Record set:
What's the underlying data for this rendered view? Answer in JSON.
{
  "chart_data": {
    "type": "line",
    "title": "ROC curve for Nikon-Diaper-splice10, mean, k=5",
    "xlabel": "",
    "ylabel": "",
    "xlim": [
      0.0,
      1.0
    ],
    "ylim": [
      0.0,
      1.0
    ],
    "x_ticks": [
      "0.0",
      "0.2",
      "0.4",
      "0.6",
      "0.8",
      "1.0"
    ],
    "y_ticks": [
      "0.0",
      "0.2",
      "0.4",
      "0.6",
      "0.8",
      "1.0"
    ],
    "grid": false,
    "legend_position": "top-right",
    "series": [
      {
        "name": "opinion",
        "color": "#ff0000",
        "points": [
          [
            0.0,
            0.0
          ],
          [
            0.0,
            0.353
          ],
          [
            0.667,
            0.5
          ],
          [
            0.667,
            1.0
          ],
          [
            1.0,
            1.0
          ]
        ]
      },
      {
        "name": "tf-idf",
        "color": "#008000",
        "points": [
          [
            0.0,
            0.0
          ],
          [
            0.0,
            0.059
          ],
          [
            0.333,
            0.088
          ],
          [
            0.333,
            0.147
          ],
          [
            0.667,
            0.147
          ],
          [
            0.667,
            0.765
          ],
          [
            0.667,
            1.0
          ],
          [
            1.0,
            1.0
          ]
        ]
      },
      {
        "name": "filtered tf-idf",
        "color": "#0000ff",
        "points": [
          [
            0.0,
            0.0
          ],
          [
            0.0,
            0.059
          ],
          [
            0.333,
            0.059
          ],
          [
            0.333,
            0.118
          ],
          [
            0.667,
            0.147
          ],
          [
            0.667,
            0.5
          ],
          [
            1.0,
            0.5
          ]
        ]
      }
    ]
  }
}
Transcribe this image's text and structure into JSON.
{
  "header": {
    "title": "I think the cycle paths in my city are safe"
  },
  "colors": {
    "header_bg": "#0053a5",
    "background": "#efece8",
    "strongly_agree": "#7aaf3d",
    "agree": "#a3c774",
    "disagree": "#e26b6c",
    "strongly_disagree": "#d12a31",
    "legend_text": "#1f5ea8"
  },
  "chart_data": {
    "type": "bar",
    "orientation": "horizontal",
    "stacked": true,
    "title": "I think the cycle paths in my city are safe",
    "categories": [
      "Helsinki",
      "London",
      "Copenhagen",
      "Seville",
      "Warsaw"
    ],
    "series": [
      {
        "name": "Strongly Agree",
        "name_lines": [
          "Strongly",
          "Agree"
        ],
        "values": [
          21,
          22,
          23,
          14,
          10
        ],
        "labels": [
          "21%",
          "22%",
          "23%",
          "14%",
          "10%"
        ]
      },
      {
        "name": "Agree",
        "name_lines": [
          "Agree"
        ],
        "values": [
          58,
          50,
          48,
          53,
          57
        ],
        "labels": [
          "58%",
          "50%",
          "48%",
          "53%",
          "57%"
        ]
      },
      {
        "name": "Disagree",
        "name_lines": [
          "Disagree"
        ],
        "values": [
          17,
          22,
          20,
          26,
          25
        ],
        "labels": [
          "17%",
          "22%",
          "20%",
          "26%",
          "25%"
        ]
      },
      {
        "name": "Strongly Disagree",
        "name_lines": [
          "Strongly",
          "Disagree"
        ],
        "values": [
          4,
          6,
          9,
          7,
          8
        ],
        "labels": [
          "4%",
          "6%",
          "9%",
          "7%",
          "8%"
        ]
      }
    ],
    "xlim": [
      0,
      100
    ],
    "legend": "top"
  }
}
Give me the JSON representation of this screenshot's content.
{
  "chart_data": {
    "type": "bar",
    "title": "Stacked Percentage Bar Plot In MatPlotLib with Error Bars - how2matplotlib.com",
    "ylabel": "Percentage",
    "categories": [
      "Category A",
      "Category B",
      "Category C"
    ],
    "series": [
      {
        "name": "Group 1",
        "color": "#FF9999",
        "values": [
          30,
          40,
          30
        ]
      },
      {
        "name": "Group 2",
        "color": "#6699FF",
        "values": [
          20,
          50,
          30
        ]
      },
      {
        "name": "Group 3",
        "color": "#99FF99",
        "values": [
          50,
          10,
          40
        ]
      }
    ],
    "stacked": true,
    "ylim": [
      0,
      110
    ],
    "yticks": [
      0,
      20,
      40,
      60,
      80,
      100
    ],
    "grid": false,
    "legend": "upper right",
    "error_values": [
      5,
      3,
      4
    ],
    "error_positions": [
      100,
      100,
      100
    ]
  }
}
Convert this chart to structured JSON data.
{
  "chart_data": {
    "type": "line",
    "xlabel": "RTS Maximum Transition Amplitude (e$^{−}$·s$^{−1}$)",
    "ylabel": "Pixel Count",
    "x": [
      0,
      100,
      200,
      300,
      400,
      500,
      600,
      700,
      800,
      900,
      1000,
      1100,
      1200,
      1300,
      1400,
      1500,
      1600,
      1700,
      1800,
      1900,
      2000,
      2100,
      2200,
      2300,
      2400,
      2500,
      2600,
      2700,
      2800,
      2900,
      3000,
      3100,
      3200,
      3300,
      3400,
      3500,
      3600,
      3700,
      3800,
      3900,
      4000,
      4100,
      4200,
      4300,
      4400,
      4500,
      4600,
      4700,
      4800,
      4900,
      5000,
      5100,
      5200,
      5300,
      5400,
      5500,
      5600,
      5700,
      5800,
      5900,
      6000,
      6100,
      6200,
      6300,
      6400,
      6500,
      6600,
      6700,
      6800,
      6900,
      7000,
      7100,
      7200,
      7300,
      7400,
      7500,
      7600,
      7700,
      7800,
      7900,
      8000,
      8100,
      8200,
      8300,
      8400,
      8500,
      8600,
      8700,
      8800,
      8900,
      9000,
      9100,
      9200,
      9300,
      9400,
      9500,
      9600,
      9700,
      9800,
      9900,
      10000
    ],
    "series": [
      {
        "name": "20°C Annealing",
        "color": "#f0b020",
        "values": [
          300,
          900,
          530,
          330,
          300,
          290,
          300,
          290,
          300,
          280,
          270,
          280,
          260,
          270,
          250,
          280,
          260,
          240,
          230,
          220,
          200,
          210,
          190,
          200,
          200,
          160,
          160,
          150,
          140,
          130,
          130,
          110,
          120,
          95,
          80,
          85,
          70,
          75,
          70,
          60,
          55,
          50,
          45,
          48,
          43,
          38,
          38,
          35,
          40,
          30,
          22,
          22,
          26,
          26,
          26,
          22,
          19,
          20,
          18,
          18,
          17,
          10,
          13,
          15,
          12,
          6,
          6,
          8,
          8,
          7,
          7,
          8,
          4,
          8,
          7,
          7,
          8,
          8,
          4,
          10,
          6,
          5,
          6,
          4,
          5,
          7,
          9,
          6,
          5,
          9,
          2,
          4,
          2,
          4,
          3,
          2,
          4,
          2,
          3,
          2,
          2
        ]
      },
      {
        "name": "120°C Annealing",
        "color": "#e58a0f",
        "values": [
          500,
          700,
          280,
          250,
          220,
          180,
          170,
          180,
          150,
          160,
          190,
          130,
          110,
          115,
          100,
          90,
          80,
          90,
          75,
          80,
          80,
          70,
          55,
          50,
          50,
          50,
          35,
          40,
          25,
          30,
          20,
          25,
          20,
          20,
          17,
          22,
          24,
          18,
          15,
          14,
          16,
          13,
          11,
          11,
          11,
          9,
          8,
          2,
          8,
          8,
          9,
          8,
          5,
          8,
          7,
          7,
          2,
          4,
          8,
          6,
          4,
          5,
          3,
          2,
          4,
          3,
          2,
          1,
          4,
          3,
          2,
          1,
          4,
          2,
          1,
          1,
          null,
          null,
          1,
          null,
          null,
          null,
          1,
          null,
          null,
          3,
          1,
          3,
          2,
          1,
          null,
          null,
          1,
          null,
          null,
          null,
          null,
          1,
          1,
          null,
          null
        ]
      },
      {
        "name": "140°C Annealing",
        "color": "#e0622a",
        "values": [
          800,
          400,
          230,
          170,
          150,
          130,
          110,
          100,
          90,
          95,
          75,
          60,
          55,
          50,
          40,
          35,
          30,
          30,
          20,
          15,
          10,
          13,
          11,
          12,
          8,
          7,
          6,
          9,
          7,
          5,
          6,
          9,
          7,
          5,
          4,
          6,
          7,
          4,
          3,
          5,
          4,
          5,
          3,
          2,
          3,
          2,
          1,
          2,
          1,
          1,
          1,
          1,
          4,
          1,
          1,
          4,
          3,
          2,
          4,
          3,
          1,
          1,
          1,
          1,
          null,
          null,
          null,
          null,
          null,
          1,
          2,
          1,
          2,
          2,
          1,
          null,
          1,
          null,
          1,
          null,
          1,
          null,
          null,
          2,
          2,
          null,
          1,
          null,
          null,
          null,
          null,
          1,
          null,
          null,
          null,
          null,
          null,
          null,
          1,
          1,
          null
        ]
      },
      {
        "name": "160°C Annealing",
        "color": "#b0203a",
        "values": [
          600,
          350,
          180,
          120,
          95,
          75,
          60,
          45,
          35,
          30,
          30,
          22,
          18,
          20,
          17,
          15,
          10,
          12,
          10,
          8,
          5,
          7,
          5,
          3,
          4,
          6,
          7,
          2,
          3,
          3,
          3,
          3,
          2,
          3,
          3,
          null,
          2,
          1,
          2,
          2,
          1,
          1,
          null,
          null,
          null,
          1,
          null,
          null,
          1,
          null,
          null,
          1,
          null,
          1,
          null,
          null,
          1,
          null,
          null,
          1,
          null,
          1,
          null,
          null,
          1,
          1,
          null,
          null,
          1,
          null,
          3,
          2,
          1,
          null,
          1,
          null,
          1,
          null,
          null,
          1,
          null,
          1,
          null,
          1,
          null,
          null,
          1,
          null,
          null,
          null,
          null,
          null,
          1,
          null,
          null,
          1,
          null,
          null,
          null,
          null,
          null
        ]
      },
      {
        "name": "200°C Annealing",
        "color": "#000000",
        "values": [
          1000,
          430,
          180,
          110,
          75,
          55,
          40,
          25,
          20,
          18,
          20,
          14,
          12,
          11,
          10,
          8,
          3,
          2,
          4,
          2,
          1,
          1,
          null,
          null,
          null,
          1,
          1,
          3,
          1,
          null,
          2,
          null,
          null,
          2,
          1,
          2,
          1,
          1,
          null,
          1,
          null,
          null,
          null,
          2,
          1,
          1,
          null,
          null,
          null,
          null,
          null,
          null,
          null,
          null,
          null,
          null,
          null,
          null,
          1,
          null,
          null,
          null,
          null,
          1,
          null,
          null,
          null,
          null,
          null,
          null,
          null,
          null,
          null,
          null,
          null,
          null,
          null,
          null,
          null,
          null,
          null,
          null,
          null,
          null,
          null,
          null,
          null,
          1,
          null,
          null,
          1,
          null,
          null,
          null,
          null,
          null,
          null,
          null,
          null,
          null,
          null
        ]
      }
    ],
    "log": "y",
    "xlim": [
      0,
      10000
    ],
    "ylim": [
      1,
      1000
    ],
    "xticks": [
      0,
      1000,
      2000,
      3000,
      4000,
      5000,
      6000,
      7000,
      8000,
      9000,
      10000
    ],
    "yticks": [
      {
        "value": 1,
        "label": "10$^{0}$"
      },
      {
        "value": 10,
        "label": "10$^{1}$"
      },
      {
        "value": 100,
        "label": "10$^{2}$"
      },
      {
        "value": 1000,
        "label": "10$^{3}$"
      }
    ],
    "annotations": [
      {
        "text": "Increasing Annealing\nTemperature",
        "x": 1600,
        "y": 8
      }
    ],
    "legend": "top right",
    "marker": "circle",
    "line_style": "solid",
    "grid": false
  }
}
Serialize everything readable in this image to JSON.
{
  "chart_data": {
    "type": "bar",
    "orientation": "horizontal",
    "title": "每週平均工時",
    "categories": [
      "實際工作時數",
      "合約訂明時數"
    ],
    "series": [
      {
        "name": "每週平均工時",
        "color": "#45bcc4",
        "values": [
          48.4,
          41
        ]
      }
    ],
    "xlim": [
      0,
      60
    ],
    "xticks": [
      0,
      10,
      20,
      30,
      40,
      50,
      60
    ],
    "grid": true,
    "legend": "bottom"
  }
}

Work required:
Search the entries for the word "grid", then list each line that holds it.

Task answer:
    "grid": false,
    "grid": false,
    "grid": false
    "grid": true,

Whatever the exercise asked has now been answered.